• [EXERCISE INSTRUCTIONS] Pick out all lines with the word "此反应的化学方程式为" from the records that follow.

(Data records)
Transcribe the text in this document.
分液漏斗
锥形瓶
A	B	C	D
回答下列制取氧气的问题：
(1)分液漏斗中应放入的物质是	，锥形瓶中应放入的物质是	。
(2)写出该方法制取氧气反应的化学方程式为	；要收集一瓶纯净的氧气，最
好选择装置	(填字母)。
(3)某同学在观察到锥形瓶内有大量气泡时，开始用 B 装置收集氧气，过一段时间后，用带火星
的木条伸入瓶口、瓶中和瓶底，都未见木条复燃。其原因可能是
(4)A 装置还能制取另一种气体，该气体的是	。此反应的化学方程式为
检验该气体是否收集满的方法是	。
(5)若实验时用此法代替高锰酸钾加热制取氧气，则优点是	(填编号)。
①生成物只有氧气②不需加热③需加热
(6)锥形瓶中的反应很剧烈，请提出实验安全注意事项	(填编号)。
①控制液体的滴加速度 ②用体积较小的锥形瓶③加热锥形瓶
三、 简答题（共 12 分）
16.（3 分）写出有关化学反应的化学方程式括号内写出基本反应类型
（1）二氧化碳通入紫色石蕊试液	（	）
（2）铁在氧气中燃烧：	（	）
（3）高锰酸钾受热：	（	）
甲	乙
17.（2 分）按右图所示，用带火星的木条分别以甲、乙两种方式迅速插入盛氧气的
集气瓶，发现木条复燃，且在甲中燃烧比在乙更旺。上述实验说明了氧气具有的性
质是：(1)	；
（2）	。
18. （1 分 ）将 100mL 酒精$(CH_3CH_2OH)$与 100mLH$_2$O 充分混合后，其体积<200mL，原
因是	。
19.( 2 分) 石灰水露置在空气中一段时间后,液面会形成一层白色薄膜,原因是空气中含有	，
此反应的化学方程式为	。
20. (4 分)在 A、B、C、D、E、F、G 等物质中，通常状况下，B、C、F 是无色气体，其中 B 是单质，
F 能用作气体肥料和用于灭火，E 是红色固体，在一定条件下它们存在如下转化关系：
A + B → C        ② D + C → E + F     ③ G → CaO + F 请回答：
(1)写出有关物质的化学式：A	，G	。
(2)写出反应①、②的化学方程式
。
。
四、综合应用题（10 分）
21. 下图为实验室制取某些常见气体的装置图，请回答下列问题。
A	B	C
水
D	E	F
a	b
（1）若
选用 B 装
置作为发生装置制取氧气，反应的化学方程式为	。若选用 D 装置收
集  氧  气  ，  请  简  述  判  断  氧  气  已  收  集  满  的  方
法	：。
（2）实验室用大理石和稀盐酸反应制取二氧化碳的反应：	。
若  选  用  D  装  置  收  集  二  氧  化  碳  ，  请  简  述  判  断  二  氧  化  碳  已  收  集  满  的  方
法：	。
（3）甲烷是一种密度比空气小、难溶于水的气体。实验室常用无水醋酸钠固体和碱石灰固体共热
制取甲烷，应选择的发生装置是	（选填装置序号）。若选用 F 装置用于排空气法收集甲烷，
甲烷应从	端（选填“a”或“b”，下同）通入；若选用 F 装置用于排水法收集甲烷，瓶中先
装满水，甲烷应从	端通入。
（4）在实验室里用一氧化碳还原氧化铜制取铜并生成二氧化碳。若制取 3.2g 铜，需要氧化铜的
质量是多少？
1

--

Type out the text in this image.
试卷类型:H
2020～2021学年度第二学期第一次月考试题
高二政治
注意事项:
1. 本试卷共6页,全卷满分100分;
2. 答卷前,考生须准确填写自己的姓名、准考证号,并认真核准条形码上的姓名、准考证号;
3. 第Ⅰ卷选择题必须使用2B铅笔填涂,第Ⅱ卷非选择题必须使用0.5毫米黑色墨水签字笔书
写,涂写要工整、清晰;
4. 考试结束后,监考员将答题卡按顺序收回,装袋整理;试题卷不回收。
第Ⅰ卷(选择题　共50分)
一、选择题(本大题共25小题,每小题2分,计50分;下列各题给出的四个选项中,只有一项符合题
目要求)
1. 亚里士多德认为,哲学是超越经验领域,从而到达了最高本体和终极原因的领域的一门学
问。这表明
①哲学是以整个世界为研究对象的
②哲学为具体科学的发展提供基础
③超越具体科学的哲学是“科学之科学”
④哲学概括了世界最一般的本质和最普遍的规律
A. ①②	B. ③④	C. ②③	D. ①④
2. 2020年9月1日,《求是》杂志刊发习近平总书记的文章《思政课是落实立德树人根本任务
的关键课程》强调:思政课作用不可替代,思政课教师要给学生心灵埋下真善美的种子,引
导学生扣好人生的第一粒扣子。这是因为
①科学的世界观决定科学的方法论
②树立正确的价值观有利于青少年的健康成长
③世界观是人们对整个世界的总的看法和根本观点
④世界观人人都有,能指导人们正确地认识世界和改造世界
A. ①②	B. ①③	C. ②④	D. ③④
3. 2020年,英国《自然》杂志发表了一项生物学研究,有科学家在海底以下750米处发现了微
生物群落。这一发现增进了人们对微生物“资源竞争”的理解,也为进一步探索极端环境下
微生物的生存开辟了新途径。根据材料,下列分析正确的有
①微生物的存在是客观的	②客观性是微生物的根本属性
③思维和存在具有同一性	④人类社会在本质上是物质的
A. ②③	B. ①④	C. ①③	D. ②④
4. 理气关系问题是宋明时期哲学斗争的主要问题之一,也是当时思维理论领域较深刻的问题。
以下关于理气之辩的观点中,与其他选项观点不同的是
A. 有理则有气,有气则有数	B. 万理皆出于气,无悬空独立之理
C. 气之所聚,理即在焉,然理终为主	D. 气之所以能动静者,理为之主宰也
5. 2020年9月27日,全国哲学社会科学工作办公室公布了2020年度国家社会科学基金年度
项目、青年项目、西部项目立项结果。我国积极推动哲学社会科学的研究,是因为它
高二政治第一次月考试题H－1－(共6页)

---

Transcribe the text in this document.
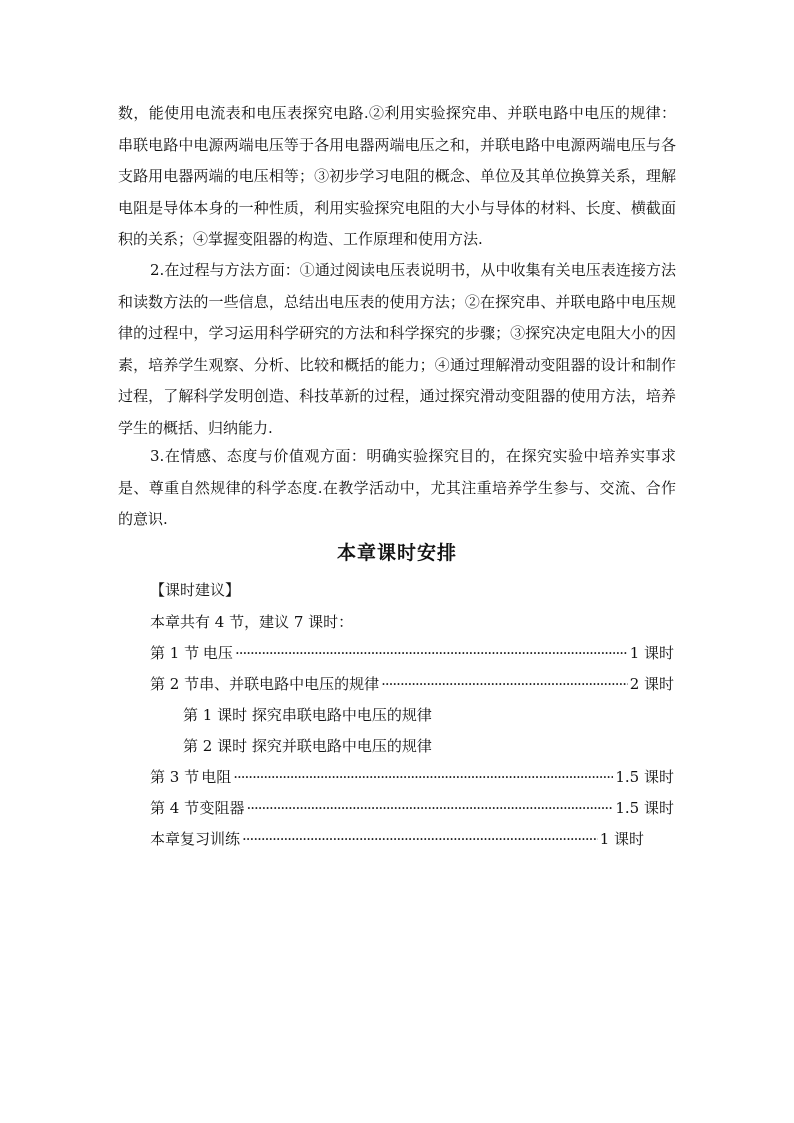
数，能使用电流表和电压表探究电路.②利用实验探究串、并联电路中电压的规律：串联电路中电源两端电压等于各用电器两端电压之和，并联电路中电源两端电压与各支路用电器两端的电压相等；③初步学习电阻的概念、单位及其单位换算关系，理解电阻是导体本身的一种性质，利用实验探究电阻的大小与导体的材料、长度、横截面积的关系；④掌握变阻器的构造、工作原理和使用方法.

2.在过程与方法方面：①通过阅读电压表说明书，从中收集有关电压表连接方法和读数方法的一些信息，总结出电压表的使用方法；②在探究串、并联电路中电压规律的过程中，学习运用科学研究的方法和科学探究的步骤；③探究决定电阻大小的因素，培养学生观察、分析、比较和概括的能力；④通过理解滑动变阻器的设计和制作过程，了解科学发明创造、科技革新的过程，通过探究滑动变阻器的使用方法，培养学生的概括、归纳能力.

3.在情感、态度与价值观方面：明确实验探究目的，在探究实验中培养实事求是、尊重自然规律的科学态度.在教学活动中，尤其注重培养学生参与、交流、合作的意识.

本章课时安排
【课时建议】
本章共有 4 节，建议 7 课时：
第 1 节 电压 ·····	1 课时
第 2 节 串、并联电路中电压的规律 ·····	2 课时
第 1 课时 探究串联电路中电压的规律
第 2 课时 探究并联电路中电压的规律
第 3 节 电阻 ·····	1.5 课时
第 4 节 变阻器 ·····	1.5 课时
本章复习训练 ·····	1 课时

• [THE SOLUTION]
(4)A 装置还能制取另一种气体，该气体的是	。此反应的化学方程式为
此反应的化学方程式为	。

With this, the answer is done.